-- START OF SOURCE RECORDS --

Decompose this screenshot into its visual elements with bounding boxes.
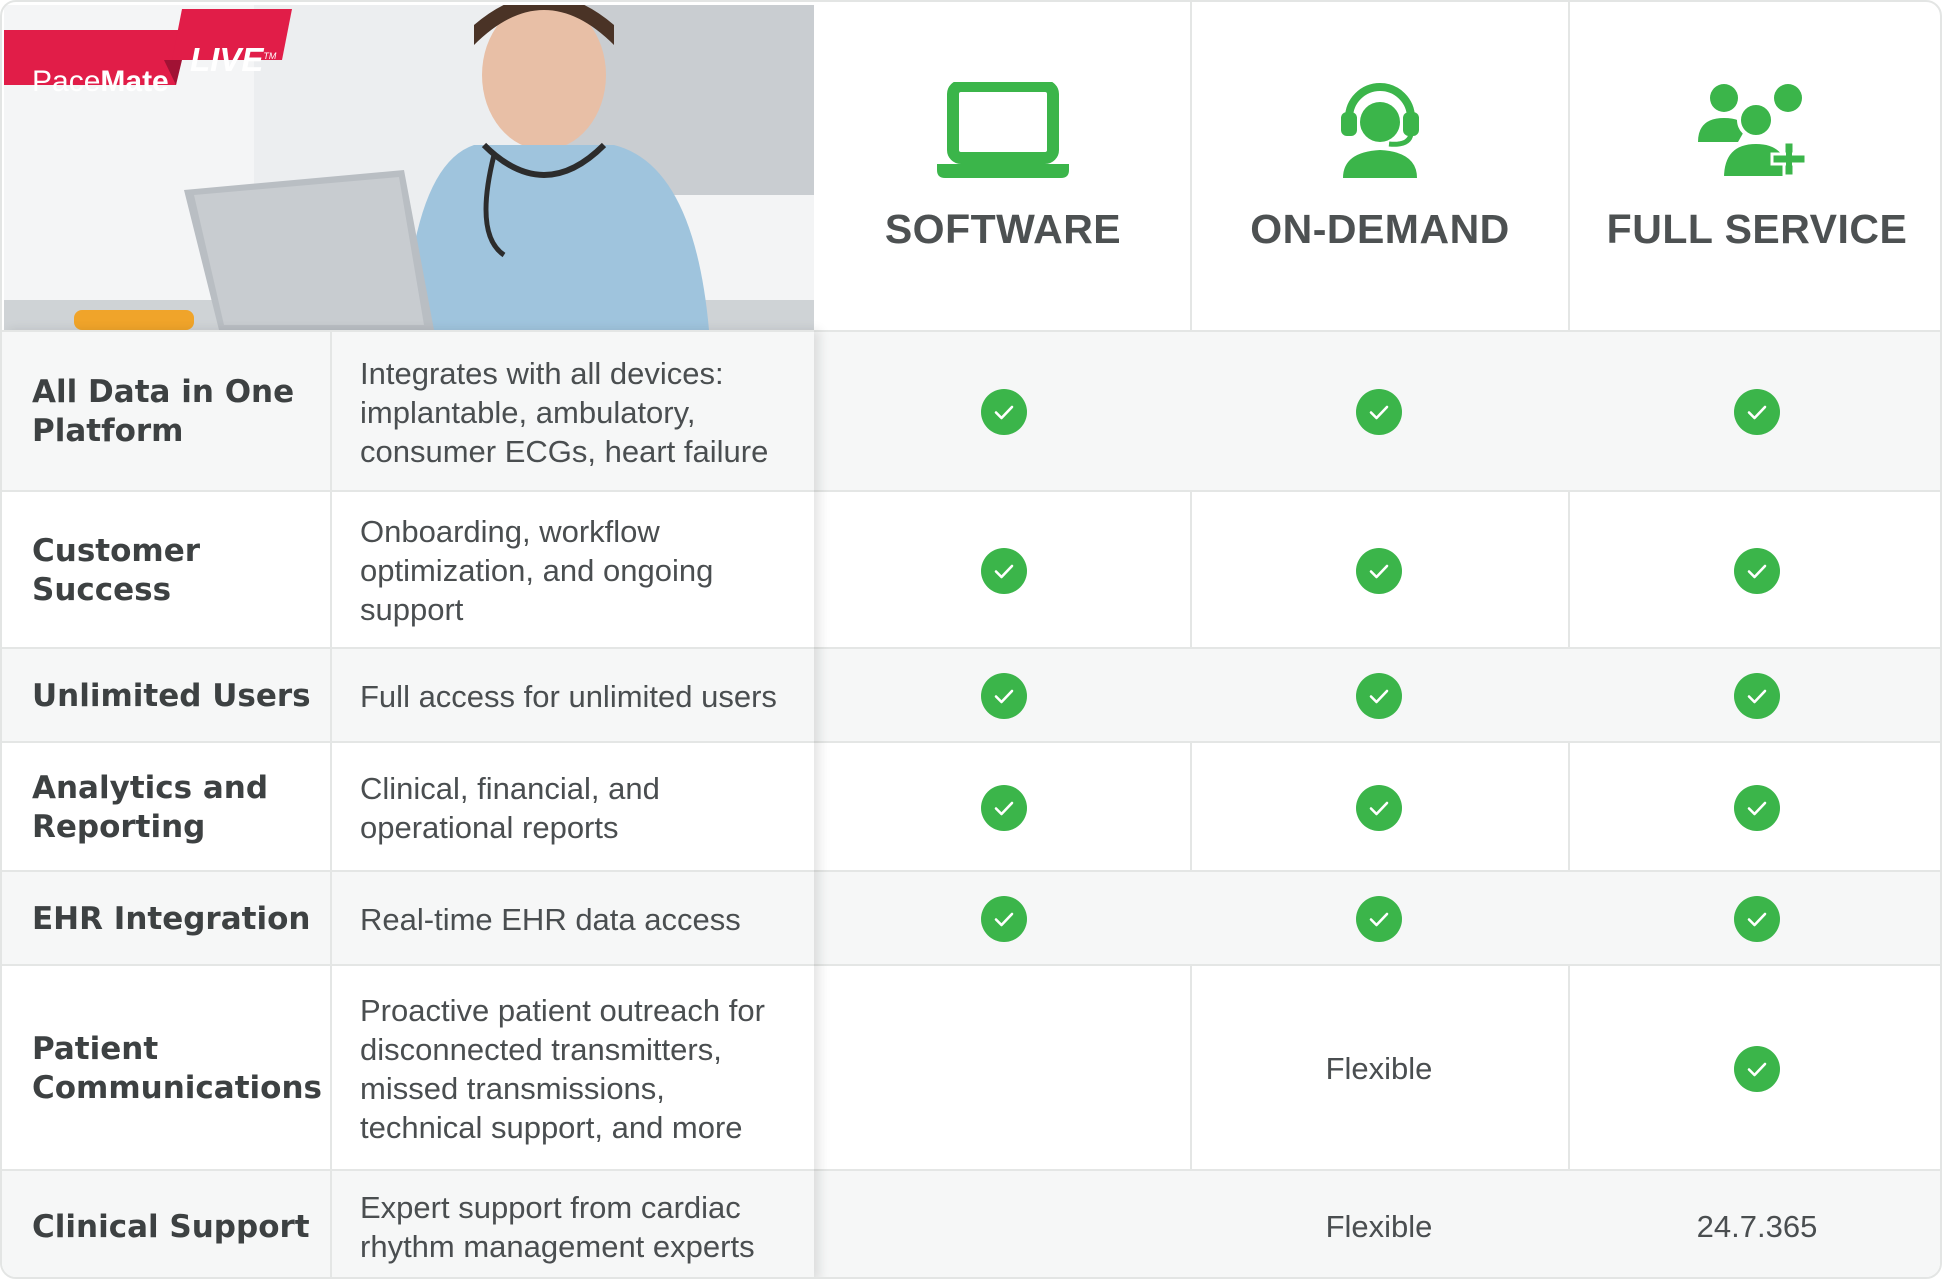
feature-description-line: Onboarding, workflow — [360, 514, 660, 549]
row-divider — [330, 966, 332, 1171]
plan-header-on-demand: ON-DEMAND — [1192, 2, 1568, 330]
row-divider — [330, 872, 332, 966]
check-icon — [981, 548, 1027, 594]
feature-description-line: rhythm management experts — [360, 1229, 755, 1264]
feature-name: Clinical Support — [32, 1208, 310, 1247]
check-icon — [981, 673, 1027, 719]
table-row: Patient Communications Proactive patient o… — [2, 964, 1940, 1171]
feature-description-line: implantable, ambulatory, — [360, 395, 696, 430]
feature-name-line: Success — [32, 572, 172, 608]
plan-title: SOFTWARE — [884, 206, 1122, 252]
check-icon — [1734, 896, 1780, 942]
check-icon — [1734, 673, 1780, 719]
plan-header-full-service: FULL SERVICE — [1570, 2, 1940, 330]
check-icon — [1356, 548, 1402, 594]
feature-name-line: All Data in One — [32, 374, 295, 410]
feature-description-line: Full access for unlimited users — [360, 679, 777, 714]
feature-name: Unlimited Users — [32, 677, 311, 716]
feature-name-line: Analytics and — [32, 770, 269, 806]
check-icon — [1734, 785, 1780, 831]
check-icon — [1356, 785, 1402, 831]
brand-pace: Pace — [32, 65, 101, 98]
check-icon — [1356, 896, 1402, 942]
feature-description: Expert support from cardiac rhythm manage… — [360, 1188, 800, 1266]
feature-description-line: optimization, and ongoing — [360, 553, 714, 588]
feature-description-line: operational reports — [360, 810, 619, 845]
feature-name: Customer Success — [32, 532, 200, 610]
feature-description-line: consumer ECGs, heart failure — [360, 434, 769, 469]
check-icon — [1356, 389, 1402, 435]
table-row: Clinical Support Expert support from card… — [2, 1169, 1940, 1277]
row-divider — [330, 1171, 332, 1277]
feature-description-line: disconnected transmitters, — [360, 1032, 722, 1067]
feature-description: Full access for unlimited users — [360, 677, 800, 716]
feature-description: Clinical, financial, and operational repo… — [360, 769, 800, 847]
table-row: Analytics and Reporting Clinical, financia… — [2, 741, 1940, 872]
brand-tm: TM — [263, 51, 277, 61]
feature-name-line: Unlimited Users — [32, 678, 311, 714]
check-icon — [981, 896, 1027, 942]
row-divider — [330, 743, 332, 872]
feature-name: All Data in One Platform — [32, 373, 294, 451]
brand-live: LIVE — [190, 41, 264, 78]
plan-title: ON-DEMAND — [1250, 206, 1510, 252]
feature-name: Patient Communications — [32, 1030, 322, 1108]
table-row: Unlimited Users Full access for unlimited… — [2, 647, 1940, 743]
feature-name-line: Communications — [32, 1070, 322, 1106]
row-divider — [330, 492, 332, 649]
feature-name: EHR Integration — [32, 900, 310, 939]
plan-header-software: SOFTWARE — [816, 2, 1190, 330]
row-divider — [330, 332, 332, 492]
check-icon — [981, 389, 1027, 435]
feature-name-line: Clinical Support — [32, 1209, 310, 1245]
table-row: EHR Integration Real-time EHR data access — [2, 870, 1940, 966]
feature-description-line: Proactive patient outreach for — [360, 993, 765, 1028]
feature-description-line: Integrates with all devices: — [360, 356, 724, 391]
hero-image: PaceMate LIVETM — [4, 5, 814, 330]
check-icon — [1356, 673, 1402, 719]
feature-description-line: missed transmissions, — [360, 1071, 665, 1106]
cell-value: Flexible — [1325, 1209, 1433, 1244]
cell-value: Flexible — [1325, 1051, 1433, 1086]
feature-description-line: Clinical, financial, and — [360, 771, 660, 806]
feature-description: Proactive patient outreach for disconnect… — [360, 991, 800, 1147]
cell-value: 24.7.365 — [1696, 1209, 1818, 1244]
feature-name-line: Platform — [32, 413, 184, 449]
check-icon — [1734, 548, 1780, 594]
table-row: All Data in One Platform Integrates with a… — [2, 330, 1940, 492]
feature-description: Real-time EHR data access — [360, 900, 800, 939]
feature-name-line: Reporting — [32, 809, 206, 845]
comparison-card: PaceMate LIVETM SOFTWARE ON-DEMAND FULL … — [0, 0, 1942, 1279]
plan-title: FULL SERVICE — [1606, 206, 1908, 252]
feature-name: Analytics and Reporting — [32, 769, 268, 847]
feature-description-line: Expert support from cardiac — [360, 1190, 741, 1225]
add-users-icon — [1698, 84, 1808, 178]
feature-name-line: Customer — [32, 533, 201, 569]
check-icon — [981, 785, 1027, 831]
feature-name-line: EHR Integration — [32, 901, 311, 937]
feature-description-line: support — [360, 592, 464, 627]
check-icon — [1734, 389, 1780, 435]
headset-icon — [1341, 83, 1419, 178]
feature-description: Integrates with all devices: implantable,… — [360, 354, 800, 471]
feature-description-line: technical support, and more — [360, 1110, 743, 1145]
row-divider — [330, 649, 332, 743]
check-icon — [1734, 1046, 1780, 1092]
feature-name-line: Patient — [32, 1031, 159, 1067]
feature-description: Onboarding, workflow optimization, and on… — [360, 512, 800, 629]
feature-description-line: Real-time EHR data access — [360, 902, 741, 937]
table-row: Customer Success Onboarding, workflow optim… — [2, 490, 1940, 649]
brand-mate: Mate — [100, 65, 169, 98]
laptop-icon — [937, 82, 1069, 178]
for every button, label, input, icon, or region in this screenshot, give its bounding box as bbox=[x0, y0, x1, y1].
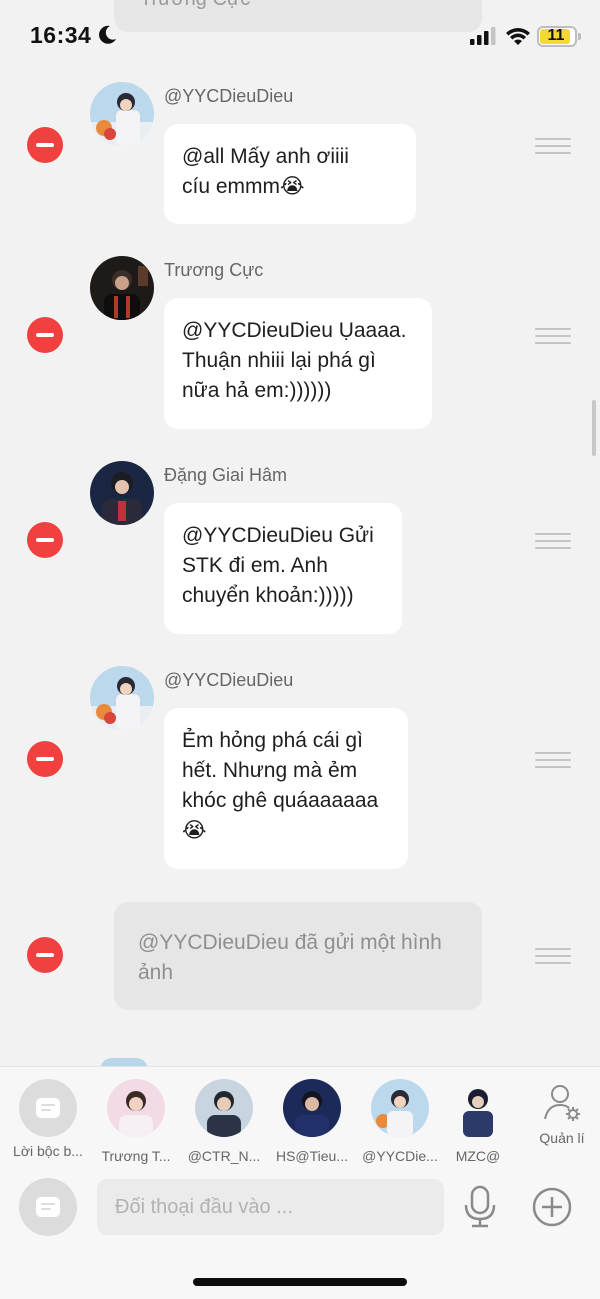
avatar[interactable] bbox=[90, 256, 154, 320]
message-line: khóc ghê quáaaaaaa bbox=[182, 789, 379, 812]
delete-button[interactable] bbox=[27, 127, 63, 163]
user-settings-icon bbox=[544, 1085, 580, 1121]
delete-button[interactable] bbox=[27, 937, 63, 973]
manage-button[interactable]: Quản lí bbox=[532, 1083, 592, 1146]
message-line: chuyển khoản:))))) bbox=[182, 584, 354, 607]
moon-icon bbox=[99, 25, 116, 44]
sender-name: @YYCDieuDieu bbox=[164, 86, 294, 106]
sender-name: Đặng Giai Hâm bbox=[164, 465, 288, 485]
message-line: nữa hả em:)))))) bbox=[182, 379, 332, 402]
avatar[interactable] bbox=[90, 82, 154, 146]
chip-label: MZC@ bbox=[455, 1148, 501, 1164]
chip-member[interactable]: Trương T... bbox=[96, 1079, 176, 1164]
message-bubble[interactable]: @YYCDieuDieu Gửi STK đi em. Anh chuyển k… bbox=[164, 503, 402, 634]
bottom-panel: Lời bộc b... Trương T... @CTR_N... HS@Ti… bbox=[0, 1066, 600, 1299]
message-line: @YYCDieuDieu Ụaaaa. bbox=[182, 319, 407, 342]
plus-icon[interactable] bbox=[531, 1186, 573, 1228]
avatar bbox=[371, 1079, 429, 1137]
delete-button[interactable] bbox=[27, 741, 63, 777]
status-bar: 16:34 11 bbox=[0, 0, 600, 70]
message-line: Ẻm hỏng phá cái gì bbox=[182, 729, 363, 752]
delete-button[interactable] bbox=[27, 317, 63, 353]
wifi-icon bbox=[506, 28, 530, 45]
message-icon[interactable] bbox=[19, 1178, 77, 1236]
avatar bbox=[195, 1079, 253, 1137]
chip-intro[interactable]: Lời bộc b... bbox=[8, 1079, 88, 1159]
home-indicator[interactable] bbox=[193, 1278, 407, 1286]
chip-label: Lời bộc b... bbox=[13, 1143, 83, 1159]
sender-name: Trương Cực bbox=[164, 260, 264, 280]
avatar bbox=[449, 1079, 507, 1137]
input-row bbox=[0, 1175, 600, 1239]
chip-label: @YYCDie... bbox=[362, 1148, 438, 1164]
message-bubble[interactable]: Ẻm hỏng phá cái gì hết. Nhưng mà ẻm khóc… bbox=[164, 708, 408, 869]
drag-handle-icon[interactable] bbox=[535, 138, 571, 154]
message-line: @all Mấy anh ơiiii bbox=[182, 145, 349, 168]
message-icon bbox=[19, 1079, 77, 1137]
battery-icon: 11 bbox=[537, 26, 581, 47]
message-bubble[interactable]: @all Mấy anh ơiiii cíu emmm😭 bbox=[164, 124, 416, 224]
chip-member[interactable]: HS@Tieu... bbox=[272, 1079, 352, 1164]
avatar[interactable] bbox=[90, 666, 154, 730]
manage-label: Quản lí bbox=[539, 1130, 585, 1146]
message-line: @YYCDieuDieu Gửi bbox=[182, 524, 374, 547]
avatar bbox=[283, 1079, 341, 1137]
battery-level: 11 bbox=[547, 27, 565, 44]
drag-handle-icon[interactable] bbox=[535, 328, 571, 344]
message-line: cíu emmm😭 bbox=[182, 175, 305, 198]
chip-member[interactable]: @YYCDie... bbox=[360, 1079, 440, 1164]
message-bubble[interactable]: @YYCDieuDieu Ụaaaa. Thuận nhiii lại phá … bbox=[164, 298, 432, 429]
sender-name: @YYCDieuDieu bbox=[164, 670, 294, 690]
chip-label: HS@Tieu... bbox=[275, 1148, 349, 1164]
drag-handle-icon[interactable] bbox=[535, 948, 571, 964]
message-input[interactable] bbox=[97, 1179, 444, 1235]
chip-member[interactable]: MZC@ bbox=[443, 1079, 513, 1164]
message-line: hết. Nhưng mà ẻm bbox=[182, 759, 358, 782]
drag-handle-icon[interactable] bbox=[535, 752, 571, 768]
delete-button[interactable] bbox=[27, 522, 63, 558]
status-time: 16:34 bbox=[30, 22, 92, 48]
message-line: STK đi em. Anh bbox=[182, 554, 328, 577]
message-line: Thuận nhiii lại phá gì bbox=[182, 349, 376, 372]
avatar[interactable] bbox=[90, 461, 154, 525]
signal-icon bbox=[470, 27, 496, 45]
microphone-icon[interactable] bbox=[463, 1185, 497, 1229]
chip-member[interactable]: @CTR_N... bbox=[184, 1079, 264, 1164]
system-message[interactable]: @YYCDieuDieu đã gửi một hình ảnh bbox=[114, 902, 482, 1010]
chip-label: Trương T... bbox=[101, 1148, 171, 1164]
chip-label: @CTR_N... bbox=[187, 1148, 261, 1164]
avatar bbox=[107, 1079, 165, 1137]
scroll-indicator[interactable] bbox=[592, 400, 596, 456]
message-line: 😭 bbox=[182, 819, 207, 842]
drag-handle-icon[interactable] bbox=[535, 533, 571, 549]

-- END OF SOURCE RECORDS --

DO THIS ▸
Copy the data lines verbatim, beginning at the line that contains "avatar[interactable] bbox=[90, 256, 154, 320]" and continuing through the line that contains "message-line: @YYCDieuDieu Ụaaaa.".

ANSWER TO THIS PROBLEM ▸
avatar[interactable] bbox=[90, 256, 154, 320]
message-line: khóc ghê quáaaaaaa bbox=[182, 789, 379, 812]
delete-button[interactable] bbox=[27, 127, 63, 163]
user-settings-icon bbox=[544, 1085, 580, 1121]
delete-button[interactable] bbox=[27, 937, 63, 973]
manage-button[interactable]: Quản lí bbox=[532, 1083, 592, 1146]
message-line: chuyển khoản:))))) bbox=[182, 584, 354, 607]
moon-icon bbox=[99, 25, 116, 44]
sender-name: @YYCDieuDieu bbox=[164, 86, 294, 106]
sender-name: Đặng Giai Hâm bbox=[164, 465, 288, 485]
message-line: nữa hả em:)))))) bbox=[182, 379, 332, 402]
avatar[interactable] bbox=[90, 82, 154, 146]
chip-label: MZC@ bbox=[455, 1148, 501, 1164]
chip-member[interactable]: Trương T... bbox=[96, 1079, 176, 1164]
message-bubble[interactable]: @YYCDieuDieu Gửi STK đi em. Anh chuyển k… bbox=[164, 503, 402, 634]
bottom-panel: Lời bộc b... Trương T... @CTR_N... HS@Ti… bbox=[0, 1066, 600, 1299]
message-line: @YYCDieuDieu Ụaaaa. bbox=[182, 319, 407, 342]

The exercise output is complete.